▶ _Work to complete_:
Return all lines that include the string "least".
********************
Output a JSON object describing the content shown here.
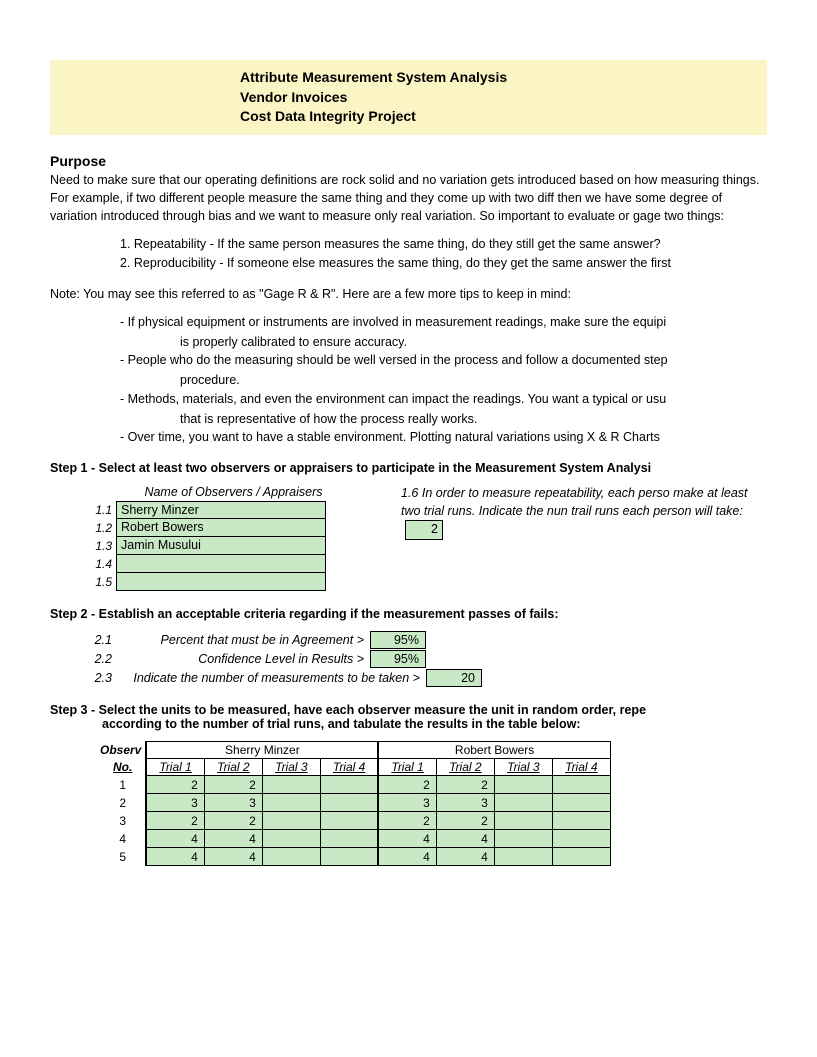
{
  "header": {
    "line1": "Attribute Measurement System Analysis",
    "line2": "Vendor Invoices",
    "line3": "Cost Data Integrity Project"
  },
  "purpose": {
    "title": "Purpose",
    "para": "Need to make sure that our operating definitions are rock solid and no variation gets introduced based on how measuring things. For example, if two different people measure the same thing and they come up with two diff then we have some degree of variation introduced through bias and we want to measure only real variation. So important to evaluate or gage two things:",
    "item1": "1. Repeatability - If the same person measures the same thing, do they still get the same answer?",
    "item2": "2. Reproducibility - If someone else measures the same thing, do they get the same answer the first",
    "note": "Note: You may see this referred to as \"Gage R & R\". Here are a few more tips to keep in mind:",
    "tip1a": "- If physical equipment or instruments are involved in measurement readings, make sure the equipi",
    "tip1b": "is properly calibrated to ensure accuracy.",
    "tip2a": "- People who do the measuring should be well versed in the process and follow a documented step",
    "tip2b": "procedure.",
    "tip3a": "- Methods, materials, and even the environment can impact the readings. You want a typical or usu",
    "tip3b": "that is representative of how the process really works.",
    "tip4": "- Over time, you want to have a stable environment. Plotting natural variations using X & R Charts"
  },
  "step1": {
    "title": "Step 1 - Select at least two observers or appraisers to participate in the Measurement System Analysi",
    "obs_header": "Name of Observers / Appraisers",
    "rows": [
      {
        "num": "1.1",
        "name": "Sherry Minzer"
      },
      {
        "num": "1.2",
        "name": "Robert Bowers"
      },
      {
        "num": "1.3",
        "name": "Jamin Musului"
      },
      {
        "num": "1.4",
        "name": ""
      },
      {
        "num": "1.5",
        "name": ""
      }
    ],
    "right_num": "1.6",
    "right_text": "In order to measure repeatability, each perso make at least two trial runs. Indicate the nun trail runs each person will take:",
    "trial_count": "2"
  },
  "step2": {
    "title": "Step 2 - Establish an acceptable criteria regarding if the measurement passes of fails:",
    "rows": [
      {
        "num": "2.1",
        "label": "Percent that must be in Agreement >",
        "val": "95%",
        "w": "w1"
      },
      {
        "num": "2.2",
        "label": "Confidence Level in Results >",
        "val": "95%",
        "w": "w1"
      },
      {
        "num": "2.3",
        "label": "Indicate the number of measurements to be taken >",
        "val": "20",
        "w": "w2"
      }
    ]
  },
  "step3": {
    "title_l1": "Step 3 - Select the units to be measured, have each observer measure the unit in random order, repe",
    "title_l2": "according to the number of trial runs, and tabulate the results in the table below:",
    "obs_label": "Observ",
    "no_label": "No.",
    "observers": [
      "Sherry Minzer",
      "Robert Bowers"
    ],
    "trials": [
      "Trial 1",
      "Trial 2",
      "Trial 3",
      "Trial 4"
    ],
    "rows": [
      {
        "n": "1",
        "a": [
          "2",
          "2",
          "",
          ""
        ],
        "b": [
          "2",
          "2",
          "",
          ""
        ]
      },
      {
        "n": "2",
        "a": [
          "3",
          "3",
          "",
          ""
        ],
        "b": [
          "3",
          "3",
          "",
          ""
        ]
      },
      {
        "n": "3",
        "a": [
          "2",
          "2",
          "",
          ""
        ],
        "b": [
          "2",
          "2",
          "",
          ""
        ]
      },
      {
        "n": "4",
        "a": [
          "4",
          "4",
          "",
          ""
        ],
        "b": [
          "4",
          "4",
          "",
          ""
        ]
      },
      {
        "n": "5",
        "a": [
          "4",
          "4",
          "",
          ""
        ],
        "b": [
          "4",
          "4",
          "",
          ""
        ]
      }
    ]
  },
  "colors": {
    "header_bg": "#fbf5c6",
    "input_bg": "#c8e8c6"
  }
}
********************
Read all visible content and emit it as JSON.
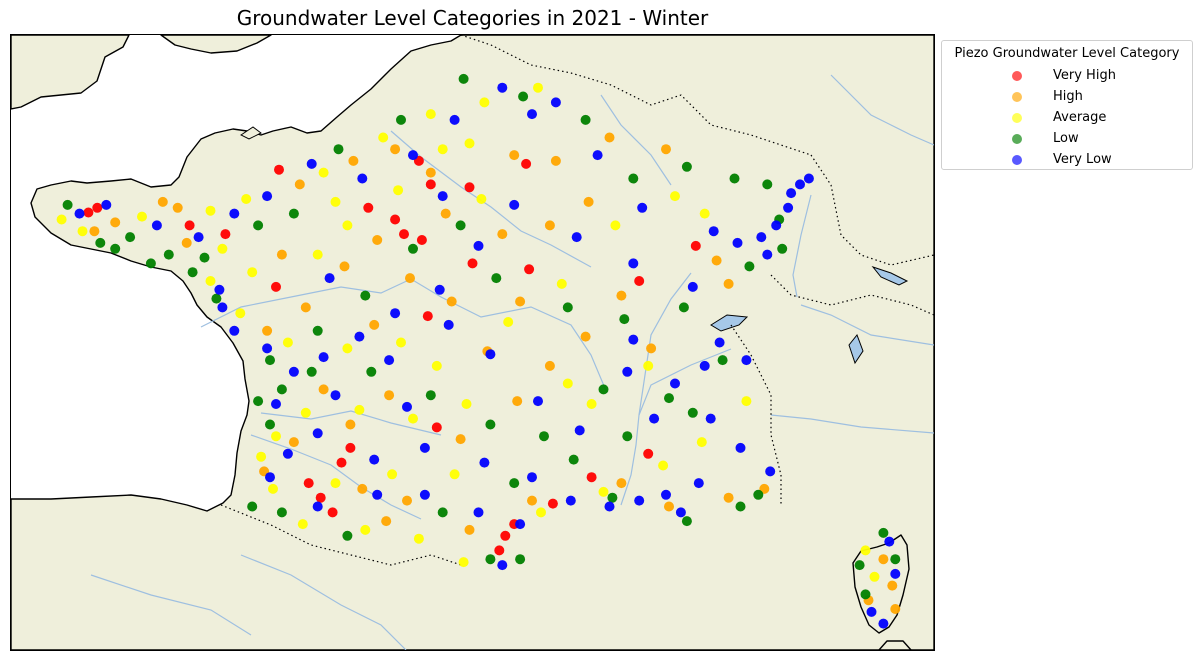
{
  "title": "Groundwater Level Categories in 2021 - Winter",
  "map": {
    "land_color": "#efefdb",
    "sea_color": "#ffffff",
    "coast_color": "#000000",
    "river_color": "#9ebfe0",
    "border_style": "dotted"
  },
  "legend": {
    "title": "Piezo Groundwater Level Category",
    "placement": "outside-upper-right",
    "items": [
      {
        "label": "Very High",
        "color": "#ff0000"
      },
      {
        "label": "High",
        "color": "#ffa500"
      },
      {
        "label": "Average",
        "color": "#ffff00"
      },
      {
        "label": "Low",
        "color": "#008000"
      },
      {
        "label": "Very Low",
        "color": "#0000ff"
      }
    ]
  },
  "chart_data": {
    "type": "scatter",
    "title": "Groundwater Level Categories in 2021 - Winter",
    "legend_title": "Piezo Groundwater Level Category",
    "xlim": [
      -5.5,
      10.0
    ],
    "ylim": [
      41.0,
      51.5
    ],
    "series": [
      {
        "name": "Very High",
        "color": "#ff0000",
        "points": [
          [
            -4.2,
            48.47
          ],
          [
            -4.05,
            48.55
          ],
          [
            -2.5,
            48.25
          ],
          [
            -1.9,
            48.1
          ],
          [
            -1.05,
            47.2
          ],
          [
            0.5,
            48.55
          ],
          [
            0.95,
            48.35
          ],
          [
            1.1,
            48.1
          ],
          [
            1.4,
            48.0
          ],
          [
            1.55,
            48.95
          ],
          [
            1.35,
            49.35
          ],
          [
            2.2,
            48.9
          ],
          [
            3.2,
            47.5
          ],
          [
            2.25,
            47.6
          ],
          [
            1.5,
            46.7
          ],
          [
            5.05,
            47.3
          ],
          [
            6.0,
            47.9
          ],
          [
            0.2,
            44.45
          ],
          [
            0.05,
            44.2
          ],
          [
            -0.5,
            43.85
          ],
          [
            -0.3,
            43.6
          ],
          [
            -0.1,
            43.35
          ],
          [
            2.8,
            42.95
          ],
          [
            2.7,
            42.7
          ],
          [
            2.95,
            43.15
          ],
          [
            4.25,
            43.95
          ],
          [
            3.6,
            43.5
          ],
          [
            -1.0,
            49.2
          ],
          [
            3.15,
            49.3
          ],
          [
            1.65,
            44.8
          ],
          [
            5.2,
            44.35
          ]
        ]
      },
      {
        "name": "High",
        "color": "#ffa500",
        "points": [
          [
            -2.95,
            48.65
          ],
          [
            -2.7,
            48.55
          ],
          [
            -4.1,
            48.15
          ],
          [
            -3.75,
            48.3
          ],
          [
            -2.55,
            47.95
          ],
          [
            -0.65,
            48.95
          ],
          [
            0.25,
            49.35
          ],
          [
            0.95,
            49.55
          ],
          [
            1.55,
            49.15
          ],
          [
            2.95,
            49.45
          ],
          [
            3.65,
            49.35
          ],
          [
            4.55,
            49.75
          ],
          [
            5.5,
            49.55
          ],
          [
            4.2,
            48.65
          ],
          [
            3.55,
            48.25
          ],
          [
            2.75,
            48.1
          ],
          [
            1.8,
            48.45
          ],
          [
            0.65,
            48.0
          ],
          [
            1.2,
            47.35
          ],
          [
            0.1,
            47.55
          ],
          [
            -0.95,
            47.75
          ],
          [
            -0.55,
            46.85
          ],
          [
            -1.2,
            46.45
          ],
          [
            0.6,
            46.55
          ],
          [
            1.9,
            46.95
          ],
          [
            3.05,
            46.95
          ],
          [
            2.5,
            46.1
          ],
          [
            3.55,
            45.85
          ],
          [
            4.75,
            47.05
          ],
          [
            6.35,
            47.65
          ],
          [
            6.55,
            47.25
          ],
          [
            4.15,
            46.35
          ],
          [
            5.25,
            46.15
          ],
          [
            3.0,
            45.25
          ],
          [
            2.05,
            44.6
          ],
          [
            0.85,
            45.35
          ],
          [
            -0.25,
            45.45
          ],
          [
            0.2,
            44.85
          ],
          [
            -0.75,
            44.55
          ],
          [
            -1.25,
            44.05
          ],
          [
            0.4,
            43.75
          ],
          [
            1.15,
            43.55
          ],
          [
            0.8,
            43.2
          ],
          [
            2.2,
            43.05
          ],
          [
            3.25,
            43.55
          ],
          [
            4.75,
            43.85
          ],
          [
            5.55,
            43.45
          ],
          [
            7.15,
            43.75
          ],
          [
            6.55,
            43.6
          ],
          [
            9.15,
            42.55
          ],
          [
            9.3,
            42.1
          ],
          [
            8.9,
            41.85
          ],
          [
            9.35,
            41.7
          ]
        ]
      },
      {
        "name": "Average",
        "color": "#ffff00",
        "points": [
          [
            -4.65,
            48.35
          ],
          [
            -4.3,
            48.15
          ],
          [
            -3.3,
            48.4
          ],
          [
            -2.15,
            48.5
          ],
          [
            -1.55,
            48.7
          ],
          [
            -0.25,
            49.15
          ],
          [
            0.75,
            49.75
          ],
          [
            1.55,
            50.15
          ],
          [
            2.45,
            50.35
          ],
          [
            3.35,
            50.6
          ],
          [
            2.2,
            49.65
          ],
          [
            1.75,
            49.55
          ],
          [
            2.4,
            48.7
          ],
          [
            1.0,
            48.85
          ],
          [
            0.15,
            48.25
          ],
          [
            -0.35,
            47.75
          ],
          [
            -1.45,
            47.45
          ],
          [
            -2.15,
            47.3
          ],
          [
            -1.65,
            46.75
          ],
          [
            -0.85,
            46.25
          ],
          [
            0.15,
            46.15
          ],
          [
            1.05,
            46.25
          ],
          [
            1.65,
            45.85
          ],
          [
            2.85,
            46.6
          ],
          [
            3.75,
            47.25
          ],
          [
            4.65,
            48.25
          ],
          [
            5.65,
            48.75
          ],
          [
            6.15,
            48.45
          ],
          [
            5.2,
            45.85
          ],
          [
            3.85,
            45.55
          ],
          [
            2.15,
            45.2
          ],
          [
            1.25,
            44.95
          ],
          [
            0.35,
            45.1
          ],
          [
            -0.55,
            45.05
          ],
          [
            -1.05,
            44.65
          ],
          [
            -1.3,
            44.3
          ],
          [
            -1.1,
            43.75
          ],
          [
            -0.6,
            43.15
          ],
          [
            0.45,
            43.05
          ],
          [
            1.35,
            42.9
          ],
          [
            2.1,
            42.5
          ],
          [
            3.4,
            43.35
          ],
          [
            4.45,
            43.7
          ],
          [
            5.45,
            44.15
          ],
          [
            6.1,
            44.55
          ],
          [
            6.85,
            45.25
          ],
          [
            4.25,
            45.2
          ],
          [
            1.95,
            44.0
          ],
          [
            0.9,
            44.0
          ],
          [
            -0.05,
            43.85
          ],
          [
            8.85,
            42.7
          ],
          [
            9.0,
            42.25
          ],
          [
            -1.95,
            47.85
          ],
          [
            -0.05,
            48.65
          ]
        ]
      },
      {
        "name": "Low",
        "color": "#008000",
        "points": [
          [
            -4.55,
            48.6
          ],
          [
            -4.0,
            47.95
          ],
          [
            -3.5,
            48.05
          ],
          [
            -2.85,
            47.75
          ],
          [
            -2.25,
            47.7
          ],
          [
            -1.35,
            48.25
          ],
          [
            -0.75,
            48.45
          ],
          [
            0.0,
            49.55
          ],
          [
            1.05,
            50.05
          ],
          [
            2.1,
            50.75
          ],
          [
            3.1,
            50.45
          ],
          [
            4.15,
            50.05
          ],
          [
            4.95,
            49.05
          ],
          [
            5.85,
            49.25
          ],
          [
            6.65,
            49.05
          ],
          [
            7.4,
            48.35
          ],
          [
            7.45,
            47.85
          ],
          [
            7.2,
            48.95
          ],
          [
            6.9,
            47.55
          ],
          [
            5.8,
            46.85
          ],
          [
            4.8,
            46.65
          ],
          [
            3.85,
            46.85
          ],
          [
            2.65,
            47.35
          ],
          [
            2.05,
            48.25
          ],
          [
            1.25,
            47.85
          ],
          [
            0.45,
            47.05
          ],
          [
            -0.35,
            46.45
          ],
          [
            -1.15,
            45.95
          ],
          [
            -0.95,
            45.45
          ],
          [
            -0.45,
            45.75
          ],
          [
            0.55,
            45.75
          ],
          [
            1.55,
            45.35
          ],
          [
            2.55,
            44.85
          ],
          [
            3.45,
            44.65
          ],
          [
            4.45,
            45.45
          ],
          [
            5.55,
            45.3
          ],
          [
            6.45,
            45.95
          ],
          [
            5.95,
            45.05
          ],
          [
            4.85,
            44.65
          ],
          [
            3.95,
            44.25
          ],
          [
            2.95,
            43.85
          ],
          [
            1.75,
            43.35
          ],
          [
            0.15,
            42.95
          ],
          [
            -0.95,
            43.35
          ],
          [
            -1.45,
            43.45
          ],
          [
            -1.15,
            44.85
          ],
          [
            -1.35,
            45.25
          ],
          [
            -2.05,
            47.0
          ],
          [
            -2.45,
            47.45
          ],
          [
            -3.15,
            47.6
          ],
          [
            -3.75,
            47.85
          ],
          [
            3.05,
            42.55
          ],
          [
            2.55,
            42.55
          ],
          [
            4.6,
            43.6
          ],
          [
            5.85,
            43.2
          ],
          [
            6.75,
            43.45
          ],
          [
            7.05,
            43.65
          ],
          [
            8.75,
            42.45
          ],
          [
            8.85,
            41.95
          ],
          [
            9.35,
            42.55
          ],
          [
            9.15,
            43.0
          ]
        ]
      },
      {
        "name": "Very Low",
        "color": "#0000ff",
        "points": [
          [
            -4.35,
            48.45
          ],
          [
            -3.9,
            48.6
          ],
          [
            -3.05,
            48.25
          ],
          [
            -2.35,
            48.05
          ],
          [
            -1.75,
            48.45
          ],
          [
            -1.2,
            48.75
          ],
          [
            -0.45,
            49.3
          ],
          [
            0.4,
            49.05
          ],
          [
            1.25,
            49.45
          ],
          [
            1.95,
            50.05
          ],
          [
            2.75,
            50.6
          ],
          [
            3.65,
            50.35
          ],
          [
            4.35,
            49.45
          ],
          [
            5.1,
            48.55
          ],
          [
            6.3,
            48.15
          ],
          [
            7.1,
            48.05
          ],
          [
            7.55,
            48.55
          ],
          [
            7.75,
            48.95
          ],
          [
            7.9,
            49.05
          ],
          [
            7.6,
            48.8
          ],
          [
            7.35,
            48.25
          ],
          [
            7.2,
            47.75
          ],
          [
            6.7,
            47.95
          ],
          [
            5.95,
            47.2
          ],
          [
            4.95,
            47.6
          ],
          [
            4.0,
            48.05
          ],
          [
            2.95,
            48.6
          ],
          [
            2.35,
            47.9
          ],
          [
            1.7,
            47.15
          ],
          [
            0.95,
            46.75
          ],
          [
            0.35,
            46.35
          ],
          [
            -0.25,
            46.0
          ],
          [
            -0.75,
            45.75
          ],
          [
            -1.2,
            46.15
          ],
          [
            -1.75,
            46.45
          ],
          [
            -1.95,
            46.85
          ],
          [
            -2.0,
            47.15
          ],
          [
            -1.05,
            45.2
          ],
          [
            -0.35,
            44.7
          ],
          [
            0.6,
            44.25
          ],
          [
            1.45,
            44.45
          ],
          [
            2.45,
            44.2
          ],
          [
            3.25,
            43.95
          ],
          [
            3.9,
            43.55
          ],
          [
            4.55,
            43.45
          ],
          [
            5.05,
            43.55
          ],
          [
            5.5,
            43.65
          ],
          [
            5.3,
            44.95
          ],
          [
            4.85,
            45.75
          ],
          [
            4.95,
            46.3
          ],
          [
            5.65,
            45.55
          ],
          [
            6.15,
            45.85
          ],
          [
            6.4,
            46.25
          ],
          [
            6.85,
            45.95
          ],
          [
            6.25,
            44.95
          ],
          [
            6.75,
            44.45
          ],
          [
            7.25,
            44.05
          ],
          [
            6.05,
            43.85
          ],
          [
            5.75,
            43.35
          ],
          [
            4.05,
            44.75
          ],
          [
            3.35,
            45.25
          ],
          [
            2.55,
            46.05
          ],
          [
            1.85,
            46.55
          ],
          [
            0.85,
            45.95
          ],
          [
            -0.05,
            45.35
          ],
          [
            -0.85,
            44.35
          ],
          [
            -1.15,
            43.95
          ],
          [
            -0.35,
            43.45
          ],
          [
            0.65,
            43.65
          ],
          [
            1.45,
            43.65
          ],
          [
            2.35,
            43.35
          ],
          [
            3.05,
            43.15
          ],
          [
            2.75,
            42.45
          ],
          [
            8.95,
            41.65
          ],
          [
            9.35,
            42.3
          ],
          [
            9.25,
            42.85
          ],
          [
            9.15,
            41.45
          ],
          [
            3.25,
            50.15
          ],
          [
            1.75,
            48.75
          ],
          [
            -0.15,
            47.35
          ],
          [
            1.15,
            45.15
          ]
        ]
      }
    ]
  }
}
********************
▶ _Solved exercise_:
    "title": "Step 1 - Select at least two observers or appraisers to participate in the Measurement System Analysi",
    "right_text": "In order to measure repeatability, each perso make at least two trial runs. Indicate the nun trail runs each person will take:",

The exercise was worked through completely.